• [THE EXERCISE]: Assemble all lines in which the string "Output" appears.

+++ GIVEN DATA

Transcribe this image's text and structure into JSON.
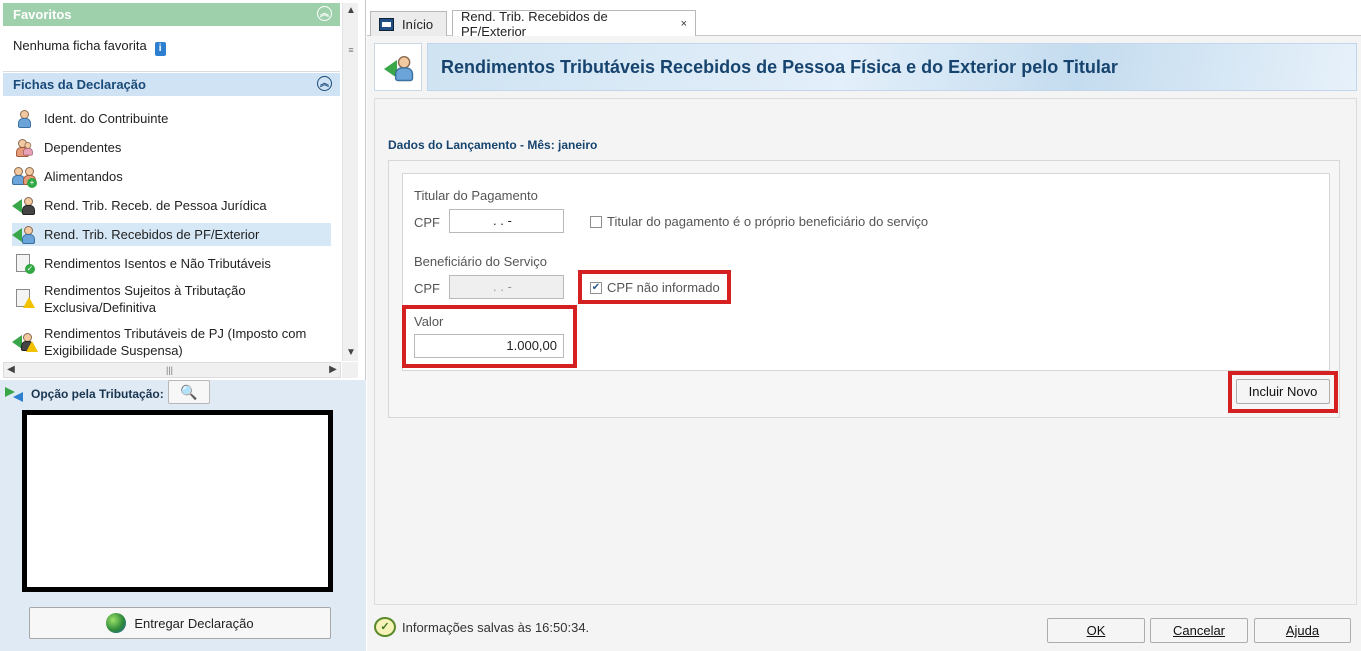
{
  "sidebar": {
    "favoritos": {
      "header": "Favoritos",
      "empty_text": "Nenhuma ficha favorita"
    },
    "fichas": {
      "header": "Fichas da Declaração",
      "items": [
        {
          "label": "Ident. do Contribuinte",
          "icon": "person-icon"
        },
        {
          "label": "Dependentes",
          "icon": "dependents-icon"
        },
        {
          "label": "Alimentandos",
          "icon": "add-person-icon"
        },
        {
          "label": "Rend. Trib. Receb. de Pessoa Jurídica",
          "icon": "income-pj-icon"
        },
        {
          "label": "Rend. Trib. Recebidos de PF/Exterior",
          "icon": "income-pf-icon",
          "active": true
        },
        {
          "label": "Rendimentos Isentos e Não Tributáveis",
          "icon": "doc-check-icon"
        },
        {
          "label": "Rendimentos Sujeitos à Tributação Exclusiva/Definitiva",
          "icon": "doc-warning-icon"
        },
        {
          "label": "Rendimentos Tributáveis de PJ (Imposto com Exigibilidade Suspensa)",
          "icon": "income-warning-icon"
        }
      ]
    },
    "opcao_label": "Opção pela Tributação:",
    "entregar_label": "Entregar Declaração"
  },
  "tabs": {
    "inicio": "Início",
    "current": "Rend. Trib. Recebidos de PF/Exterior",
    "close": "×"
  },
  "page": {
    "title": "Rendimentos Tributáveis Recebidos de Pessoa Física e do Exterior pelo Titular",
    "section_title": "Dados do Lançamento - Mês: janeiro"
  },
  "form": {
    "titular_label": "Titular do Pagamento",
    "cpf_label": "CPF",
    "titular_cpf_value": " .  .  -",
    "titular_checkbox_label": "Titular do pagamento é o próprio beneficiário do serviço",
    "titular_checkbox_checked": false,
    "beneficiario_label": "Beneficiário do Serviço",
    "beneficiario_cpf_value": " .  .  -",
    "cpf_nao_informado_label": "CPF não informado",
    "cpf_nao_informado_checked": true,
    "valor_label": "Valor",
    "valor_value": "1.000,00"
  },
  "buttons": {
    "incluir_novo": "Incluir Novo",
    "ok": "OK",
    "cancelar": "Cancelar",
    "ajuda": "Ajuda"
  },
  "status": {
    "message": "Informações salvas às 16:50:34."
  },
  "colors": {
    "favoritos_header": "#9fd0ac",
    "fichas_header": "#cfe3f4",
    "title_text": "#17446e",
    "highlight_red": "#d42020"
  }
}
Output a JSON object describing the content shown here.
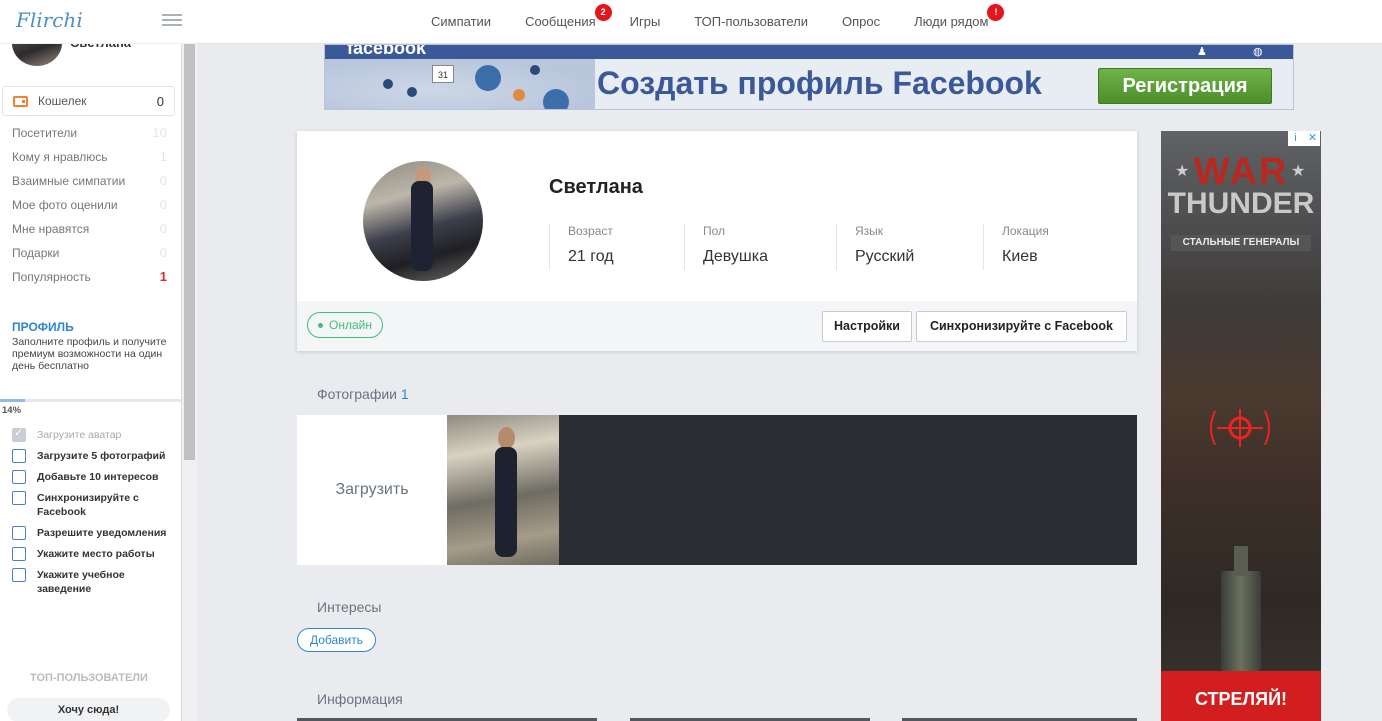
{
  "app": {
    "logo": "Flirchi"
  },
  "nav": {
    "items": [
      {
        "label": "Симпатии",
        "badge": ""
      },
      {
        "label": "Сообщения",
        "badge": "2"
      },
      {
        "label": "Игры",
        "badge": ""
      },
      {
        "label": "ТОП-пользователи",
        "badge": ""
      },
      {
        "label": "Опрос",
        "badge": ""
      },
      {
        "label": "Люди рядом",
        "badge": "!"
      }
    ]
  },
  "sidebar": {
    "user_name": "Светлана",
    "wallet": {
      "label": "Кошелек",
      "count": "0"
    },
    "stats": [
      {
        "label": "Посетители",
        "count": "10"
      },
      {
        "label": "Кому я нравлюсь",
        "count": "1"
      },
      {
        "label": "Взаимные симпатии",
        "count": "0"
      },
      {
        "label": "Мое фото оценили",
        "count": "0"
      },
      {
        "label": "Мне нравятся",
        "count": "0"
      },
      {
        "label": "Подарки",
        "count": "0"
      },
      {
        "label": "Популярность",
        "count": "1"
      }
    ],
    "promo": {
      "title": "ПРОФИЛЬ",
      "text": "Заполните профиль и получите премиум возможности на один день бесплатно"
    },
    "progress": {
      "percent_label": "14%",
      "fraction": 0.14
    },
    "tasks": [
      {
        "label": "Загрузите аватар",
        "done": true
      },
      {
        "label": "Загрузите 5 фотографий",
        "done": false
      },
      {
        "label": "Добавьте 10 интересов",
        "done": false
      },
      {
        "label": "Синхронизируйте с Facebook",
        "done": false
      },
      {
        "label": "Разрешите уведомления",
        "done": false
      },
      {
        "label": "Укажите место работы",
        "done": false
      },
      {
        "label": "Укажите учебное заведение",
        "done": false
      }
    ],
    "top_users_title": "ТОП-ПОЛЬЗОВАТЕЛИ",
    "want_here_button": "Хочу сюда!"
  },
  "fb_banner": {
    "brand": "facebook",
    "calendar_day": "31",
    "headline": "Создать профиль Facebook",
    "register_button": "Регистрация"
  },
  "profile": {
    "name": "Светлана",
    "fields": [
      {
        "label": "Возраст",
        "value": "21 год"
      },
      {
        "label": "Пол",
        "value": "Девушка"
      },
      {
        "label": "Язык",
        "value": "Русский"
      },
      {
        "label": "Локация",
        "value": "Киев"
      }
    ],
    "status": "Онлайн",
    "settings_button": "Настройки",
    "sync_button": "Синхронизируйте с Facebook"
  },
  "photos": {
    "title": "Фотографии",
    "count": "1",
    "upload_label": "Загрузить"
  },
  "interests": {
    "title": "Интересы",
    "add_button": "Добавить"
  },
  "info": {
    "title": "Информация"
  },
  "ad": {
    "title_line1": "WAR",
    "title_line2": "THUNDER",
    "subtitle": "СТАЛЬНЫЕ ГЕНЕРАЛЫ",
    "cta": "СТРЕЛЯЙ!",
    "info_icon": "i",
    "close_icon": "✕"
  },
  "colors": {
    "accent": "#2f86d0",
    "online": "#3ec07c",
    "badge": "#e4151c",
    "facebook": "#3b5998"
  }
}
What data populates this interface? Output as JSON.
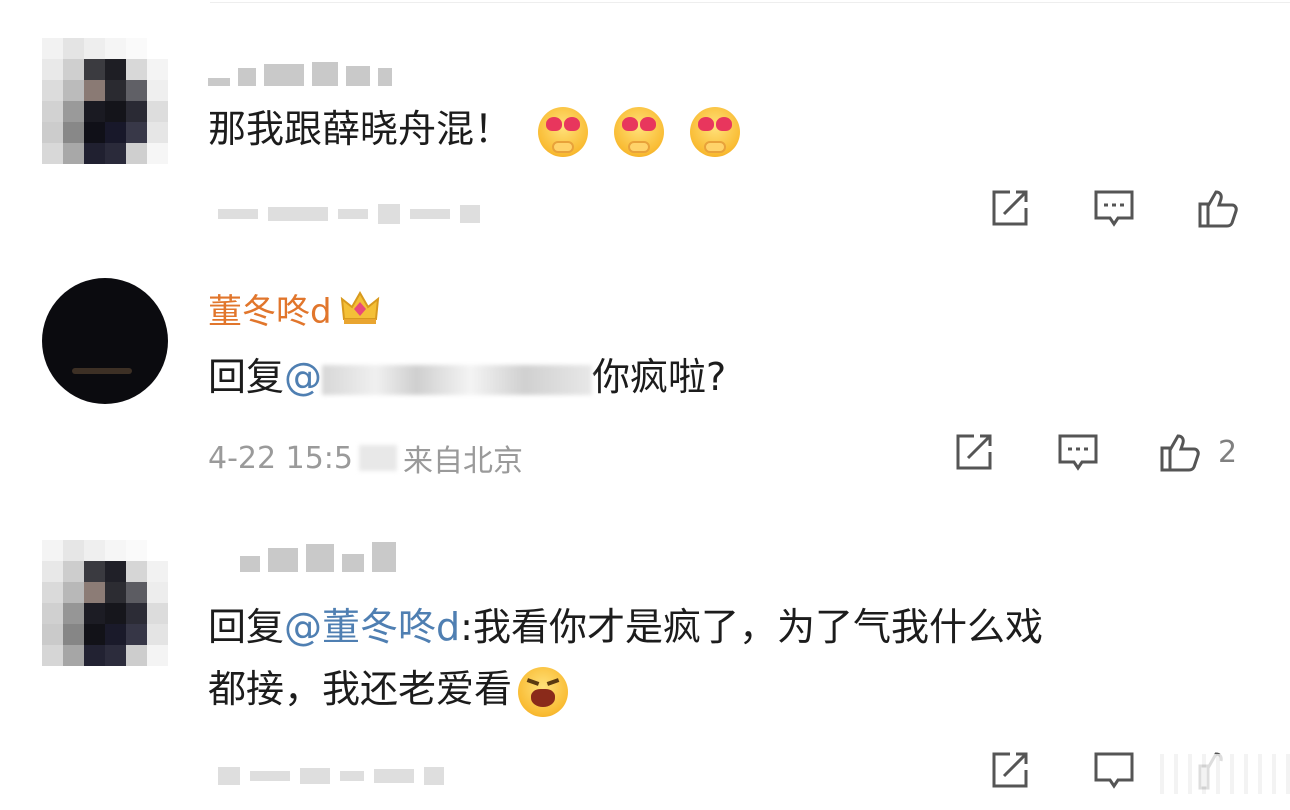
{
  "comments": [
    {
      "author_visible": false,
      "text": "那我跟薛晓舟混！",
      "actions": {
        "share_icon": "share-icon",
        "reply_icon": "comment-icon",
        "like_icon": "like-icon"
      }
    },
    {
      "author": "董冬咚d",
      "reply_prefix": "回复",
      "mention_at": "@",
      "text_after_mention": "你疯啦?",
      "meta": {
        "date": "4-22 15:5",
        "location_fragment": "来自北京"
      },
      "likes": "2"
    },
    {
      "author_visible": false,
      "reply_prefix": "回复",
      "mention": "@董冬咚d",
      "colon": ":",
      "line1": "我看你才是疯了，为了气我什么戏",
      "line2": "都接，我还老爱看"
    }
  ],
  "colors": {
    "author_orange": "#e1762c",
    "mention_blue": "#4f7fb2",
    "meta_gray": "#9a9a9a",
    "verified_badge": "#f7941e"
  }
}
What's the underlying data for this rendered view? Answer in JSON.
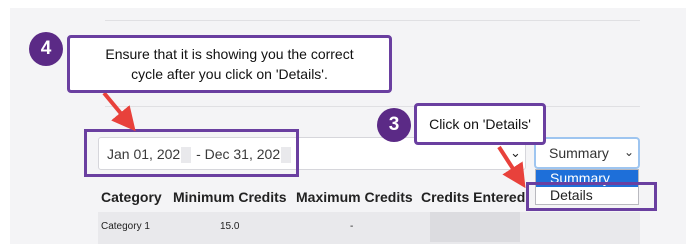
{
  "callouts": {
    "step4": {
      "number": "4",
      "line1": "Ensure that it is showing you the correct",
      "line2": "cycle after you click on 'Details'."
    },
    "step3": {
      "number": "3",
      "text": "Click on 'Details'"
    }
  },
  "filter": {
    "start": "Jan 01, 202",
    "end": "- Dec 31, 202"
  },
  "view_select": {
    "value": "Summary",
    "options": [
      "Summary",
      "Details"
    ]
  },
  "table": {
    "headers": [
      "Category",
      "Minimum Credits",
      "Maximum Credits",
      "Credits Entered"
    ],
    "rows": [
      {
        "category": "Category 1",
        "minimum": "15.0",
        "maximum": "-"
      }
    ]
  },
  "colors": {
    "callout_border": "#6a3fa0",
    "badge": "#5b2a86",
    "arrow": "#e8413b",
    "selected_option": "#1e6fd9"
  },
  "icons": {
    "chevron": "chevron-down-icon",
    "arrow": "red-arrow-icon"
  }
}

++++++

• [THE RESULT]:
Output a JSON object describing the content shown here.
What data populates this interface? Output as JSON.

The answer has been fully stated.